::: WORKING DATA

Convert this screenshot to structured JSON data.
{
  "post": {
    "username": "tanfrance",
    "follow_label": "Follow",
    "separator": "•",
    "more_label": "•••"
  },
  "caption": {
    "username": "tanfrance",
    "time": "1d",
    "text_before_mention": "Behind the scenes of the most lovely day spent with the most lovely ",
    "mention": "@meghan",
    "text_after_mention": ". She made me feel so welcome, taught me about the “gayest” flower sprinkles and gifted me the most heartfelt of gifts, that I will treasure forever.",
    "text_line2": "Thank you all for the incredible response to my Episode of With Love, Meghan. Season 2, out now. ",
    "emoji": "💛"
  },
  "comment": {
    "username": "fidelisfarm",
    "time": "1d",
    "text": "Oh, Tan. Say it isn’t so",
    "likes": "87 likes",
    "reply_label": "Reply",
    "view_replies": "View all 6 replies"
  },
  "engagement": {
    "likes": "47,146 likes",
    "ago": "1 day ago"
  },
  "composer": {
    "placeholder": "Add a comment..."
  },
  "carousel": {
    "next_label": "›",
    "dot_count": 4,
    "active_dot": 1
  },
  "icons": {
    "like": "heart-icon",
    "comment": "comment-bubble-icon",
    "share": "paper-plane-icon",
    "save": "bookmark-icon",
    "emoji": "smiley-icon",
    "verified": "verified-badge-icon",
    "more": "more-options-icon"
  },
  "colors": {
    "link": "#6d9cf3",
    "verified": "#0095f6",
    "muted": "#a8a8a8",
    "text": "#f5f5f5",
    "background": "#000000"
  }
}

::::::

→ **CHALLENGE**: Each record must be repeated exactly as it is.

→ **RESULT OF THIS EXERCISE**:
Convert this screenshot to structured JSON data.
{
  "post": {
    "username": "tanfrance",
    "follow_label": "Follow",
    "separator": "•",
    "more_label": "•••"
  },
  "caption": {
    "username": "tanfrance",
    "time": "1d",
    "text_before_mention": "Behind the scenes of the most lovely day spent with the most lovely ",
    "mention": "@meghan",
    "text_after_mention": ". She made me feel so welcome, taught me about the “gayest” flower sprinkles and gifted me the most heartfelt of gifts, that I will treasure forever.",
    "text_line2": "Thank you all for the incredible response to my Episode of With Love, Meghan. Season 2, out now. ",
    "emoji": "💛"
  },
  "comment": {
    "username": "fidelisfarm",
    "time": "1d",
    "text": "Oh, Tan. Say it isn’t so",
    "likes": "87 likes",
    "reply_label": "Reply",
    "view_replies": "View all 6 replies"
  },
  "engagement": {
    "likes": "47,146 likes",
    "ago": "1 day ago"
  },
  "composer": {
    "placeholder": "Add a comment..."
  },
  "carousel": {
    "next_label": "›",
    "dot_count": 4,
    "active_dot": 1
  },
  "icons": {
    "like": "heart-icon",
    "comment": "comment-bubble-icon",
    "share": "paper-plane-icon",
    "save": "bookmark-icon",
    "emoji": "smiley-icon",
    "verified": "verified-badge-icon",
    "more": "more-options-icon"
  },
  "colors": {
    "link": "#6d9cf3",
    "verified": "#0095f6",
    "muted": "#a8a8a8",
    "text": "#f5f5f5",
    "background": "#000000"
  }
}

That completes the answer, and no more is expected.